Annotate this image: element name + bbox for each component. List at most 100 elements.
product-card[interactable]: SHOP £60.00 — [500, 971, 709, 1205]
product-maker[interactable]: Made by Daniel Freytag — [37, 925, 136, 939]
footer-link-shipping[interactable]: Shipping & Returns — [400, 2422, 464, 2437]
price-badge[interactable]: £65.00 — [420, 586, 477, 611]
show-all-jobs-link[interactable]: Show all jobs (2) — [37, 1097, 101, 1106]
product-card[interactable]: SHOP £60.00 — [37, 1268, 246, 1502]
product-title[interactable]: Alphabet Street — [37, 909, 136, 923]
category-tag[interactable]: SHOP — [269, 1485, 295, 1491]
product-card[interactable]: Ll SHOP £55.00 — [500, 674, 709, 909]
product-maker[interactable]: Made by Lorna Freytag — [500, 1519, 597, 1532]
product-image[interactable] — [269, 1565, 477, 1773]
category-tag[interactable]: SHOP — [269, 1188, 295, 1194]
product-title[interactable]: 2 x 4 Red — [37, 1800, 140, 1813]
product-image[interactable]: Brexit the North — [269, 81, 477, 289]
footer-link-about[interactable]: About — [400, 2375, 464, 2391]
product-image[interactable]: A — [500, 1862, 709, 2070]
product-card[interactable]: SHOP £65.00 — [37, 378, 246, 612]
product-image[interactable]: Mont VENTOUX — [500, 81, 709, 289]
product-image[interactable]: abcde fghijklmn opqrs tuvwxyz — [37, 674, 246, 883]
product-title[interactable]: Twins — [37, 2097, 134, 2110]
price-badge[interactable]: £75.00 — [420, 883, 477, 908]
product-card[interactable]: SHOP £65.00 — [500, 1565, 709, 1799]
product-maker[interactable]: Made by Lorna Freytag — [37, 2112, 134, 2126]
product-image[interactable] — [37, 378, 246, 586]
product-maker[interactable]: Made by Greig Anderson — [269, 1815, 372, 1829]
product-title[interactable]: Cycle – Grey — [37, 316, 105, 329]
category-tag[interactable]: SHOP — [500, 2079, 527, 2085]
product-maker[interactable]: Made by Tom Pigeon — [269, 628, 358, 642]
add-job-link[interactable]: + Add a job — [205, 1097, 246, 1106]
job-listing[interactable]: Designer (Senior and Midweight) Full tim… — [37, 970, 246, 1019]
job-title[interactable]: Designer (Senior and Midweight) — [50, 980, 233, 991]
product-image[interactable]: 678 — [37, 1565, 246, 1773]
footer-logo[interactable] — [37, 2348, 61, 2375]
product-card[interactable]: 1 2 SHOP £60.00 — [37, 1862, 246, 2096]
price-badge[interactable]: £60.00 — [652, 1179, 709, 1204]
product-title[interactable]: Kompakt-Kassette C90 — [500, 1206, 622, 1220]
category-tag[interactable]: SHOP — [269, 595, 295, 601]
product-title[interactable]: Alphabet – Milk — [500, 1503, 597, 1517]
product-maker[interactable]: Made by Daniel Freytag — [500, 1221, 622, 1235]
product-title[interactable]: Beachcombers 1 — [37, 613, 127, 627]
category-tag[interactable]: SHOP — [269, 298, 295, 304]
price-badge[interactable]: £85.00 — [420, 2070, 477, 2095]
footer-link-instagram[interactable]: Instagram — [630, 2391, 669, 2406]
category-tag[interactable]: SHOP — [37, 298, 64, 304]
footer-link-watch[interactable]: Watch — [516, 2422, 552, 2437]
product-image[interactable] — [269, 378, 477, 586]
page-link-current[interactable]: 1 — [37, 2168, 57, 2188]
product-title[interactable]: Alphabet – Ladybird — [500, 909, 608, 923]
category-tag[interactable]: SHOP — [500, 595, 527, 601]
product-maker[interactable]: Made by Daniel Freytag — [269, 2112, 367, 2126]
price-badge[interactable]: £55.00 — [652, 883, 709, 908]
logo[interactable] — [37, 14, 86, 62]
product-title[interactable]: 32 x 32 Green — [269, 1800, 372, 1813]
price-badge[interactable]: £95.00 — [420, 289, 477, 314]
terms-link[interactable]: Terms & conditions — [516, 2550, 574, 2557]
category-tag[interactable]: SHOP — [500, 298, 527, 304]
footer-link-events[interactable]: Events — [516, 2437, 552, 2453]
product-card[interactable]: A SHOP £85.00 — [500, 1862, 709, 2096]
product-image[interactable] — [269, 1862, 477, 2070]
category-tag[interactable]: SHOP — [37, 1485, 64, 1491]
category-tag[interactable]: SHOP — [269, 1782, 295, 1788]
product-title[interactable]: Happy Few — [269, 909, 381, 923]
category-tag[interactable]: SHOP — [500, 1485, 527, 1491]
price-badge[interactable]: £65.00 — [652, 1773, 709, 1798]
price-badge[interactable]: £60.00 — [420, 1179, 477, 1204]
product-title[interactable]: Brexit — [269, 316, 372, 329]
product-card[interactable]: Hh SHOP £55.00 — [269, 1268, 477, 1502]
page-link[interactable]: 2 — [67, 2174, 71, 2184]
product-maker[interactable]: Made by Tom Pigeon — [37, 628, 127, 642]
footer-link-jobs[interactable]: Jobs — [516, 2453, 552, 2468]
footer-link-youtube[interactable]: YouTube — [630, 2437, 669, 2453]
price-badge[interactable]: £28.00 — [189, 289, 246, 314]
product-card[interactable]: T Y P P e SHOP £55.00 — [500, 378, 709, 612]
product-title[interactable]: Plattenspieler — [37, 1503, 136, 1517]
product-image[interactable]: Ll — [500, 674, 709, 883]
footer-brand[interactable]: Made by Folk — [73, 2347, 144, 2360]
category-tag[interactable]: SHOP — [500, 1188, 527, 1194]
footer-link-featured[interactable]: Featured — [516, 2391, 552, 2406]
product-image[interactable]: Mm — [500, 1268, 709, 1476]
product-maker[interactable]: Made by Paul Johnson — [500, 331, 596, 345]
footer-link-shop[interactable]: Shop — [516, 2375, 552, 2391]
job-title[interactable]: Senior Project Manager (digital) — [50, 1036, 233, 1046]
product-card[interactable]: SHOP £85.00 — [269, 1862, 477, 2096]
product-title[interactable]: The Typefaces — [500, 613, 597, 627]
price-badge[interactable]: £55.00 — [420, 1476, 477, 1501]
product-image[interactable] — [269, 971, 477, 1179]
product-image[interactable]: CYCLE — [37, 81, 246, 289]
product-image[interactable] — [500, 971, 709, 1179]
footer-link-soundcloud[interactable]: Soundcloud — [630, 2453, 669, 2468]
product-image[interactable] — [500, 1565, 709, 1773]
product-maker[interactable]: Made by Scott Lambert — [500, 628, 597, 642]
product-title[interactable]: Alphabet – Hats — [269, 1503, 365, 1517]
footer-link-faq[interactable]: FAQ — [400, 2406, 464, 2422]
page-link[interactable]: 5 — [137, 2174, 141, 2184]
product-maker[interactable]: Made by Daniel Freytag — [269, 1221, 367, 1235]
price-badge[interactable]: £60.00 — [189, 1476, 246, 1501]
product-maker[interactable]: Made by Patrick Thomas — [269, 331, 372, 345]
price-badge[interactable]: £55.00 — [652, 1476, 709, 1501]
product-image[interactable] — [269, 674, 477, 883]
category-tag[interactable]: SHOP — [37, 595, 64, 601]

━━━

- _TASK STATEMENT_
Which lines of the rows come from the start through the line containing "925, 136, 939]"? Return them, both ends included.

- _CORRECT OUTPUT_
Annotate this image: element name + bbox for each component. List at most 100 elements.
product-card[interactable]: SHOP £60.00 — [500, 971, 709, 1205]
product-maker[interactable]: Made by Daniel Freytag — [37, 925, 136, 939]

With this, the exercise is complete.